- _PROBLEM_
Your task is to count the lines of the entries below that include the word "هکتار" and to give only the resulting number.

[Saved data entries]
-=-=-
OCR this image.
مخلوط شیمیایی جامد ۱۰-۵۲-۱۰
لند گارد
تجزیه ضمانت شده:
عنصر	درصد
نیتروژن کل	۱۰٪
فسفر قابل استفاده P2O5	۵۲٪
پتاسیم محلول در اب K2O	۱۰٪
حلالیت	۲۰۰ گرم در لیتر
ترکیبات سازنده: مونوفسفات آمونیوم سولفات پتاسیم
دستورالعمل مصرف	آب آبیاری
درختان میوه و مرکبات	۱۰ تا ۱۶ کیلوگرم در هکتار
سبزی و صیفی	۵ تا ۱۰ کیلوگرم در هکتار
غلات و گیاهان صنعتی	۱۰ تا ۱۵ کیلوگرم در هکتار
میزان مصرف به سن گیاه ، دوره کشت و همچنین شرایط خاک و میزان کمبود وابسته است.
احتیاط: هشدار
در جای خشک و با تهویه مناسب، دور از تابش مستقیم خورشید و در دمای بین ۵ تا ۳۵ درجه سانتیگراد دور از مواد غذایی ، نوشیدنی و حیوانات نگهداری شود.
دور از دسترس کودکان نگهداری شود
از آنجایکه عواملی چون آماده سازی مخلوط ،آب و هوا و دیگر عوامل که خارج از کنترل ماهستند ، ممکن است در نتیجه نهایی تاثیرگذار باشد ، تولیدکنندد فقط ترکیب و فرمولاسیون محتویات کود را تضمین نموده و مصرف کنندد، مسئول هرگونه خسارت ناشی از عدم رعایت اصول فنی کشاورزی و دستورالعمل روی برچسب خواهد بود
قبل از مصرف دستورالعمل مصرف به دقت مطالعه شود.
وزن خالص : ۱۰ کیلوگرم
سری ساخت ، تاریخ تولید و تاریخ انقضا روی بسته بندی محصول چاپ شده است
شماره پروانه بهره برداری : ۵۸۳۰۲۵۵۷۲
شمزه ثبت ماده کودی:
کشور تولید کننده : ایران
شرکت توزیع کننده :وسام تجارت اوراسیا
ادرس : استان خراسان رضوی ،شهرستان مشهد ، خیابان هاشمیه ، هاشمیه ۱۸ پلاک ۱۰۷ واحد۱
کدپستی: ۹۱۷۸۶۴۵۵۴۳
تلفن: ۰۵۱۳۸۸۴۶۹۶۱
-=-=-
- _COMPLETED TASK_
3